*Given data:*
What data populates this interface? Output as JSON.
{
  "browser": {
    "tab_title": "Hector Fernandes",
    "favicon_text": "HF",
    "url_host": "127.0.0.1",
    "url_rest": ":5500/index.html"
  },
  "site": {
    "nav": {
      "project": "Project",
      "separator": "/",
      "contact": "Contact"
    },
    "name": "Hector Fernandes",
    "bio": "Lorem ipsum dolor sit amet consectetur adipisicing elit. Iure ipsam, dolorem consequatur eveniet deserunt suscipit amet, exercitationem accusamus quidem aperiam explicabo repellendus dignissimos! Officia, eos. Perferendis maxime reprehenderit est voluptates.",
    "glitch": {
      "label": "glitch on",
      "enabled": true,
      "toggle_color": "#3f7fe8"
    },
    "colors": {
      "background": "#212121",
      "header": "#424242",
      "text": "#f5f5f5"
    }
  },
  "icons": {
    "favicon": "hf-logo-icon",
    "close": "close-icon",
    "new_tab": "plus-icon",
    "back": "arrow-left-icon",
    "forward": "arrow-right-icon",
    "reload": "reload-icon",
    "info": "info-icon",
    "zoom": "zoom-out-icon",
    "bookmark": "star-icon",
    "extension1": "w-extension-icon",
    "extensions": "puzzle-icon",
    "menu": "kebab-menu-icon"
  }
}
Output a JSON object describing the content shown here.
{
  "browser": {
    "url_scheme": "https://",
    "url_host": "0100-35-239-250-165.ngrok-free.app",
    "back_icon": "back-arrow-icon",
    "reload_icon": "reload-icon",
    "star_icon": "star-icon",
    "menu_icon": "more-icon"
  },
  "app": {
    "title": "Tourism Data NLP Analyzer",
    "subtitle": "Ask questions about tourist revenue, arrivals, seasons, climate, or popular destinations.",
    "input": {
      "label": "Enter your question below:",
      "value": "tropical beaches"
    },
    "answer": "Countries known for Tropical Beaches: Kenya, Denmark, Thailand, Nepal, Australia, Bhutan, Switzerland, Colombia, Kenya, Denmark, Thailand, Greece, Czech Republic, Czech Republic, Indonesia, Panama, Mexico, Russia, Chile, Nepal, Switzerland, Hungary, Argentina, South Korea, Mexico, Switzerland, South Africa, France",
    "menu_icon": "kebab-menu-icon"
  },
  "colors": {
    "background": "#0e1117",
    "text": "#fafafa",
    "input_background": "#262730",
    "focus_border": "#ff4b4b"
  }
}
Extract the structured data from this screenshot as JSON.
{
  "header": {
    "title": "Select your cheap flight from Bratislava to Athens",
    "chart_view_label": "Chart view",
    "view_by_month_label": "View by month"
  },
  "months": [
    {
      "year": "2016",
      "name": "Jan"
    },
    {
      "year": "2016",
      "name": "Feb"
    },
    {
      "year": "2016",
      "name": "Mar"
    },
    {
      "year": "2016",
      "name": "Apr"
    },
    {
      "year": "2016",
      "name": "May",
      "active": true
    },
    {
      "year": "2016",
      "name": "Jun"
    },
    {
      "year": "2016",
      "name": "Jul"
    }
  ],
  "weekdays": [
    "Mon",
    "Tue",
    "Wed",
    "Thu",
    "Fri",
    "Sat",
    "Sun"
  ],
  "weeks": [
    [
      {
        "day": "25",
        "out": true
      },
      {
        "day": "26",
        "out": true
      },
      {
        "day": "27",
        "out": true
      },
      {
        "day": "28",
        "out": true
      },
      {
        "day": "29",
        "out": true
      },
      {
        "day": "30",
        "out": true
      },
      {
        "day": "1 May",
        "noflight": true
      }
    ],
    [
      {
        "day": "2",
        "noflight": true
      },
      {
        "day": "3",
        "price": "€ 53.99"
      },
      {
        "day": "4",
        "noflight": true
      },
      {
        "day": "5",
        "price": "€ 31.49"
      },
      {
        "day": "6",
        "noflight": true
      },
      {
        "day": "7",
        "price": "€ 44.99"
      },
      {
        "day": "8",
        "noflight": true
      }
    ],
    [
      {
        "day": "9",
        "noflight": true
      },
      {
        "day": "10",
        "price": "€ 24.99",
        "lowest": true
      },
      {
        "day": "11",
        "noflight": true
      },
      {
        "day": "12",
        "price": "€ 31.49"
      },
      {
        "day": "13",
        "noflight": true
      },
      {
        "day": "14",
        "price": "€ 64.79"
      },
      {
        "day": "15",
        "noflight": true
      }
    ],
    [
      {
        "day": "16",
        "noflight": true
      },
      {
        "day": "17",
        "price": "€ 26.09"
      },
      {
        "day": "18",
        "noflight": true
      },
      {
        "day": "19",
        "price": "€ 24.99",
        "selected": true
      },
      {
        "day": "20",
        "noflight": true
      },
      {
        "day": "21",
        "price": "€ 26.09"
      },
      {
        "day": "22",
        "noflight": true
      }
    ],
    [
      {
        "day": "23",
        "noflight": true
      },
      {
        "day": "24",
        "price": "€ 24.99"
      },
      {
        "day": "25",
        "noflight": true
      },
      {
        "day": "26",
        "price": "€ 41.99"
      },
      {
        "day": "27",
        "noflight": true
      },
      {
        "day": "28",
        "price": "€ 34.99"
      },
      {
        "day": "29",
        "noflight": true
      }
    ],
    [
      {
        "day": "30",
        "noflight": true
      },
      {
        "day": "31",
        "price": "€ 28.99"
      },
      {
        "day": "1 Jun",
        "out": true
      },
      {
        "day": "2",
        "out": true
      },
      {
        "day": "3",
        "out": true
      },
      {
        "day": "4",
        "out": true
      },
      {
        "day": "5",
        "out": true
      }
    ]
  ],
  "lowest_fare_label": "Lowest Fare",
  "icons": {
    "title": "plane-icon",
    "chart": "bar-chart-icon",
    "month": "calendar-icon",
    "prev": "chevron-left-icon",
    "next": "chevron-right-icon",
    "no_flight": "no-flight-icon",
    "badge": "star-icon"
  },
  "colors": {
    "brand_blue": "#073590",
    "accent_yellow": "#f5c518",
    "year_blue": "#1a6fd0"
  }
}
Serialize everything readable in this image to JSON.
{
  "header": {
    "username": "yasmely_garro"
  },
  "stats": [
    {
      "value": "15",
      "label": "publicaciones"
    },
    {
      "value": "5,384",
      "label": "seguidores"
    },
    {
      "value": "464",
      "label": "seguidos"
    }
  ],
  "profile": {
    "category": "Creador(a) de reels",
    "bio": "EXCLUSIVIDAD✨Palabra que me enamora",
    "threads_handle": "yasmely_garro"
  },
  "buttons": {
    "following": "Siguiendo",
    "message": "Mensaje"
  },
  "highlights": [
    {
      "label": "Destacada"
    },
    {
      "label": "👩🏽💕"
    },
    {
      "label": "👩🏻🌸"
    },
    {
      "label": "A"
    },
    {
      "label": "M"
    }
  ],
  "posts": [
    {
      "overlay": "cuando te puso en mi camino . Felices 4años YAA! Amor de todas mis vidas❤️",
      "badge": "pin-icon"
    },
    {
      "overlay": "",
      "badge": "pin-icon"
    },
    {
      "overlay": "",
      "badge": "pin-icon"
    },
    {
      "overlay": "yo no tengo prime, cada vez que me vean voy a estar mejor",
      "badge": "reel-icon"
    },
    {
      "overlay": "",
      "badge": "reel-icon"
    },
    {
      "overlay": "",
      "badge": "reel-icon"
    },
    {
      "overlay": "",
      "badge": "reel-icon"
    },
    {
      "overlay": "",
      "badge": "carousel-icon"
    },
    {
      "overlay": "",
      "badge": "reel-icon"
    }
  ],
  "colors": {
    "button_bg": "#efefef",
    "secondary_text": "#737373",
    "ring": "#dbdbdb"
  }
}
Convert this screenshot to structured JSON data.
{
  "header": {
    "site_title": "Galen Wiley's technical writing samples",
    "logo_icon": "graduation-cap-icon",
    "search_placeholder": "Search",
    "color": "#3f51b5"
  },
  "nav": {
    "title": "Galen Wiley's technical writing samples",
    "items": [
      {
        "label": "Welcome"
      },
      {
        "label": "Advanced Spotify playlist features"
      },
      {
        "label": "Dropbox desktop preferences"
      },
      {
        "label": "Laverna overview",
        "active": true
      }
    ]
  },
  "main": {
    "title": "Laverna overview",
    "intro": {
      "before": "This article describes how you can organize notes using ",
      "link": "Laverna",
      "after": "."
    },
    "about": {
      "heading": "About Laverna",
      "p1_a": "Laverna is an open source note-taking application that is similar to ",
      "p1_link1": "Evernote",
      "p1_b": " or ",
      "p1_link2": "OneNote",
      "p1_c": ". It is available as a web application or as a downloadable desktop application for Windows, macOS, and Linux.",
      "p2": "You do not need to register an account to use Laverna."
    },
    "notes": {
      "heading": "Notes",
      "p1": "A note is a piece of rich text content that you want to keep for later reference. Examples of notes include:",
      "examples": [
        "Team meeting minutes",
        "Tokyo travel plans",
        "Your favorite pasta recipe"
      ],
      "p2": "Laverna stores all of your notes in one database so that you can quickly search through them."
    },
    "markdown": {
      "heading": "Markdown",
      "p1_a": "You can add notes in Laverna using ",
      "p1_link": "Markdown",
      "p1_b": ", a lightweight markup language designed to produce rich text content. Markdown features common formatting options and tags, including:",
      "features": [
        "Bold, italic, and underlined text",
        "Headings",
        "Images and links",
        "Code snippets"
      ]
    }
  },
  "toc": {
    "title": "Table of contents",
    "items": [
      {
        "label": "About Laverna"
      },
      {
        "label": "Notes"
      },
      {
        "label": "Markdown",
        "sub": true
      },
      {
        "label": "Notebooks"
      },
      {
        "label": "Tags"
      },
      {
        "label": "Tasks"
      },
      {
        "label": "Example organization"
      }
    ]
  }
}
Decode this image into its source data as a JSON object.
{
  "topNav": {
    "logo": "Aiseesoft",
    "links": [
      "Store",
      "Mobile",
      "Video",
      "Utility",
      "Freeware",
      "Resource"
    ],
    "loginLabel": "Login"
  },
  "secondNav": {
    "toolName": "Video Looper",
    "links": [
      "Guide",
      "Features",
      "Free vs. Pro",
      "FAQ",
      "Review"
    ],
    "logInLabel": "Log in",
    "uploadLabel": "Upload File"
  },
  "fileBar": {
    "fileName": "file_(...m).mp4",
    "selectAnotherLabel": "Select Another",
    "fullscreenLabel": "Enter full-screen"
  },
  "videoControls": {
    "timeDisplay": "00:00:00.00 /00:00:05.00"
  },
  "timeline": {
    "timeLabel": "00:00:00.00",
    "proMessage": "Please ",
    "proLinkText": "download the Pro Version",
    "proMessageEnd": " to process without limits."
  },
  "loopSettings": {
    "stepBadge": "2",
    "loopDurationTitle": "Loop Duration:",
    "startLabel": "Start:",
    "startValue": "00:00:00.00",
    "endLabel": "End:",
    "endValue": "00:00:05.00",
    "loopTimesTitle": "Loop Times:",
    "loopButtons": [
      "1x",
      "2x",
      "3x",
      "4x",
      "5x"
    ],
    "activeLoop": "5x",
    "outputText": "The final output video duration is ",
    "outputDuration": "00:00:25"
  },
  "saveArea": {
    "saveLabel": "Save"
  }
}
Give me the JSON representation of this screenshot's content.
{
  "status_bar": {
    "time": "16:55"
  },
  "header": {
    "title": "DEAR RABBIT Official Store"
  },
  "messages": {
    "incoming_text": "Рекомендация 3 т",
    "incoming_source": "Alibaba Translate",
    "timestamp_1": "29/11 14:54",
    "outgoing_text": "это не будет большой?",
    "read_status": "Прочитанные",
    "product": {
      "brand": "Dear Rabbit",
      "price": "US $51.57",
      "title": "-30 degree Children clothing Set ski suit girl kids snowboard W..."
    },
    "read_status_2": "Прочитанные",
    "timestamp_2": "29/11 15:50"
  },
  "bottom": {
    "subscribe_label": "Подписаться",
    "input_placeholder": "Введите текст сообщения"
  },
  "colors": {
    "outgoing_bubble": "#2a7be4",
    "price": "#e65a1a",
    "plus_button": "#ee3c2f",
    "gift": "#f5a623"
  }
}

*What this task involves:* From the data, list each line in which the string "rich" appears.

*Problem solution:*
      "p1": "A note is a piece of rich text content that you want to keep for later reference. Examples of notes include:",
      "p1_b": ", a lightweight markup language designed to produce rich text content. Markdown features common formatting options and tags, including:",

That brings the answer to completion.